**Required task**
Present the lines of every item below as a numbered list, leaving out any blank lines.

Source data:
+ + +
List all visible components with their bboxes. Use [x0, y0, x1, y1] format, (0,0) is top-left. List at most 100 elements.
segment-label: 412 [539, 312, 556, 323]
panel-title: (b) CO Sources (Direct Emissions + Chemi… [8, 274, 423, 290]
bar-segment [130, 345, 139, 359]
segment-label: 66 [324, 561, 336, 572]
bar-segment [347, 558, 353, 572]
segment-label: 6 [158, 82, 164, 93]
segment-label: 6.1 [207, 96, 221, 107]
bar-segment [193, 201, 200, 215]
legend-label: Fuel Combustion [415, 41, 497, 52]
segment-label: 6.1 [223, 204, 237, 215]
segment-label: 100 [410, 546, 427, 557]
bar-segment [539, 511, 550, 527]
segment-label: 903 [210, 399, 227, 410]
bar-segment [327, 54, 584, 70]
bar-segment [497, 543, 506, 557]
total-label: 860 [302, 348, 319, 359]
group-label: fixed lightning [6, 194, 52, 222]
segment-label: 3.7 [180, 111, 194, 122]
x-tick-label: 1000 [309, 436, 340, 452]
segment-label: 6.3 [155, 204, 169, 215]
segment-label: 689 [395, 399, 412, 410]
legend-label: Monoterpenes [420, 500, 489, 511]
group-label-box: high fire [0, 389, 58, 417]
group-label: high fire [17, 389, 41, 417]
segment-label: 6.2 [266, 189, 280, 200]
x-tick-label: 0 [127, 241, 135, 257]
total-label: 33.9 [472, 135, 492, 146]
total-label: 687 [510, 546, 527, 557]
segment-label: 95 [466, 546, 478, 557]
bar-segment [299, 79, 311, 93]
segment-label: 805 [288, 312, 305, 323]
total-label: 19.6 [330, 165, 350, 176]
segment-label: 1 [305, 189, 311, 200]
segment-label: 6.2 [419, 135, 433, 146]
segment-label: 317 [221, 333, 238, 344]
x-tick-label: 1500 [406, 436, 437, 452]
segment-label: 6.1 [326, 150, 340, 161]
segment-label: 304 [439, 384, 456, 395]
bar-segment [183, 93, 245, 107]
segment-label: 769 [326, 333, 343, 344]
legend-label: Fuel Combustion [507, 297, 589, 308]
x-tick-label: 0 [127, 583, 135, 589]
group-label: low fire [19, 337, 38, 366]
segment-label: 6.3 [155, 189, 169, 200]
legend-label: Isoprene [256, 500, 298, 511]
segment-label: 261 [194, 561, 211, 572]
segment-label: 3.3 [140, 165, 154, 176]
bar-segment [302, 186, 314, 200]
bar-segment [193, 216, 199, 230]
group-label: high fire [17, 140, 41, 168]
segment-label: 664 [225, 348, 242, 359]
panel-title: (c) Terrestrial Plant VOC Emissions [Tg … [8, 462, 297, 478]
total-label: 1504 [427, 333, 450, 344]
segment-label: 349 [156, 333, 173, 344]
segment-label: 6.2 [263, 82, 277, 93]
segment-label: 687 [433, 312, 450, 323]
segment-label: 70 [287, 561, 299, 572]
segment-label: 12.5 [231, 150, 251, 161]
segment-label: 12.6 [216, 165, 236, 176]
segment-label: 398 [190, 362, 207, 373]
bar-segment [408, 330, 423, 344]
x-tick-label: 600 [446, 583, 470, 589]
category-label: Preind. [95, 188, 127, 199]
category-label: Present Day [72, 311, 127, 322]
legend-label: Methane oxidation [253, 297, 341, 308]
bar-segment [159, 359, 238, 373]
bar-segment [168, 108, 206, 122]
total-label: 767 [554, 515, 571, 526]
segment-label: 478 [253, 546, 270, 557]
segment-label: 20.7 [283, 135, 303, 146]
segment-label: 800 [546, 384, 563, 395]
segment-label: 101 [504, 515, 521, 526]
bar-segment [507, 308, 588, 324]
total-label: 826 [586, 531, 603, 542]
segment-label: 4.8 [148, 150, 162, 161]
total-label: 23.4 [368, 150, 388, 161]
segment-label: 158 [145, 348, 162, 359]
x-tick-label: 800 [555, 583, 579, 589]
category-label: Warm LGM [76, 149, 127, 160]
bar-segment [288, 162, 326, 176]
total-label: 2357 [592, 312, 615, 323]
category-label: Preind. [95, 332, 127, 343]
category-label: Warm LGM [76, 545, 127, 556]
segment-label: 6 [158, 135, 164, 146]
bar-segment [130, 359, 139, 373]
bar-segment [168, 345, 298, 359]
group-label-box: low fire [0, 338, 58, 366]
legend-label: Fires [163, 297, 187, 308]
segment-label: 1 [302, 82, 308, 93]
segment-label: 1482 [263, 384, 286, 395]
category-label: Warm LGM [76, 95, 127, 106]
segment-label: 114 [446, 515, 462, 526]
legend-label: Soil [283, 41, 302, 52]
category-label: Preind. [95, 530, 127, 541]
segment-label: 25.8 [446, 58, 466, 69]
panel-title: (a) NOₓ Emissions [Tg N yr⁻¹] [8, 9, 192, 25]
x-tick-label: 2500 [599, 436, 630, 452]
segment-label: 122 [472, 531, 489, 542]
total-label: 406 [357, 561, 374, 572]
+ + +
**Result of the exercise**
1. List all visible components with their bboxes. Use [x0, y0, x1, y1] format, (0,0) is top-left. List at most 100 elements.
2. segment-label: 412 [539, 312, 556, 323]
3. panel-title: (b) CO Sources (Direct Emissions + Chemi… [8, 274, 423, 290]
4. bar-segment [130, 345, 139, 359]
5. segment-label: 66 [324, 561, 336, 572]
6. bar-segment [347, 558, 353, 572]
7. segment-label: 6 [158, 82, 164, 93]
8. segment-label: 6.1 [207, 96, 221, 107]
9. bar-segment [193, 201, 200, 215]
10. legend-label: Fuel Combustion [415, 41, 497, 52]
11. segment-label: 6.1 [223, 204, 237, 215]
12. segment-label: 100 [410, 546, 427, 557]
13. bar-segment [539, 511, 550, 527]
14. segment-label: 903 [210, 399, 227, 410]
15. bar-segment [327, 54, 584, 70]
16. bar-segment [497, 543, 506, 557]
17. total-label: 860 [302, 348, 319, 359]
18. group-label: fixed lightning [6, 194, 52, 222]
19. segment-label: 3.7 [180, 111, 194, 122]
20. x-tick-label: 1000 [309, 436, 340, 452]
21. segment-label: 6.3 [155, 204, 169, 215]
22. segment-label: 689 [395, 399, 412, 410]
23. legend-label: Monoterpenes [420, 500, 489, 511]
24. group-label-box: high fire [0, 389, 58, 417]
25. group-label: high fire [17, 389, 41, 417]
26. segment-label: 6.2 [266, 189, 280, 200]
27. x-tick-label: 0 [127, 241, 135, 257]
28. total-label: 33.9 [472, 135, 492, 146]
29. total-label: 687 [510, 546, 527, 557]
30. segment-label: 95 [466, 546, 478, 557]
31. bar-segment [299, 79, 311, 93]
32. segment-label: 805 [288, 312, 305, 323]
33. total-label: 19.6 [330, 165, 350, 176]
34. segment-label: 1 [305, 189, 311, 200]
35. segment-label: 6.2 [419, 135, 433, 146]
36. segment-label: 317 [221, 333, 238, 344]
37. x-tick-label: 1500 [406, 436, 437, 452]
38. segment-label: 6.1 [326, 150, 340, 161]
39. segment-label: 304 [439, 384, 456, 395]
40. bar-segment [183, 93, 245, 107]
41. segment-label: 769 [326, 333, 343, 344]
42. legend-label: Fuel Combustion [507, 297, 589, 308]
43. x-tick-label: 0 [127, 583, 135, 589]
44. group-label: low fire [19, 337, 38, 366]
45. segment-label: 6.3 [155, 189, 169, 200]
46. legend-label: Isoprene [256, 500, 298, 511]
47. segment-label: 261 [194, 561, 211, 572]
48. segment-label: 3.3 [140, 165, 154, 176]
49. bar-segment [302, 186, 314, 200]
50. bar-segment [193, 216, 199, 230]
51. group-label: high fire [17, 140, 41, 168]
52. segment-label: 664 [225, 348, 242, 359]
53. panel-title: (c) Terrestrial Plant VOC Emissions [Tg … [8, 462, 297, 478]
54. total-label: 1504 [427, 333, 450, 344]
55. segment-label: 349 [156, 333, 173, 344]
56. segment-label: 6.2 [263, 82, 277, 93]
57. segment-label: 687 [433, 312, 450, 323]
58. segment-label: 70 [287, 561, 299, 572]
59. segment-label: 12.5 [231, 150, 251, 161]
60. segment-label: 12.6 [216, 165, 236, 176]
61. segment-label: 398 [190, 362, 207, 373]
62. bar-segment [408, 330, 423, 344]
63. x-tick-label: 600 [446, 583, 470, 589]
64. category-label: Preind. [95, 188, 127, 199]
65. category-label: Present Day [72, 311, 127, 322]
66. legend-label: Methane oxidation [253, 297, 341, 308]
67. bar-segment [159, 359, 238, 373]
68. bar-segment [168, 108, 206, 122]
69. total-label: 767 [554, 515, 571, 526]
70. segment-label: 478 [253, 546, 270, 557]
71. segment-label: 20.7 [283, 135, 303, 146]
72. segment-label: 800 [546, 384, 563, 395]
73. segment-label: 101 [504, 515, 521, 526]
74. bar-segment [507, 308, 588, 324]
75. total-label: 826 [586, 531, 603, 542]
76. segment-label: 4.8 [148, 150, 162, 161]
77. total-label: 23.4 [368, 150, 388, 161]
78. segment-label: 158 [145, 348, 162, 359]
79. x-tick-label: 800 [555, 583, 579, 589]
80. category-label: Warm LGM [76, 149, 127, 160]
81. bar-segment [288, 162, 326, 176]
82. total-label: 2357 [592, 312, 615, 323]
83. category-label: Preind. [95, 332, 127, 343]
84. category-label: Warm LGM [76, 545, 127, 556]
85. segment-label: 6 [158, 135, 164, 146]
86. bar-segment [130, 359, 139, 373]
87. bar-segment [168, 345, 298, 359]
88. group-label-box: low fire [0, 338, 58, 366]
89. legend-label: Fires [163, 297, 187, 308]
90. segment-label: 1 [302, 82, 308, 93]
91. segment-label: 1482 [263, 384, 286, 395]
92. category-label: Warm LGM [76, 95, 127, 106]
93. segment-label: 114 [446, 515, 462, 526]
94. legend-label: Soil [283, 41, 302, 52]
95. category-label: Preind. [95, 530, 127, 541]
96. segment-label: 25.8 [446, 58, 466, 69]
97. panel-title: (a) NOₓ Emissions [Tg N yr⁻¹] [8, 9, 192, 25]
98. x-tick-label: 2500 [599, 436, 630, 452]
99. segment-label: 122 [472, 531, 489, 542]
100. total-label: 406 [357, 561, 374, 572]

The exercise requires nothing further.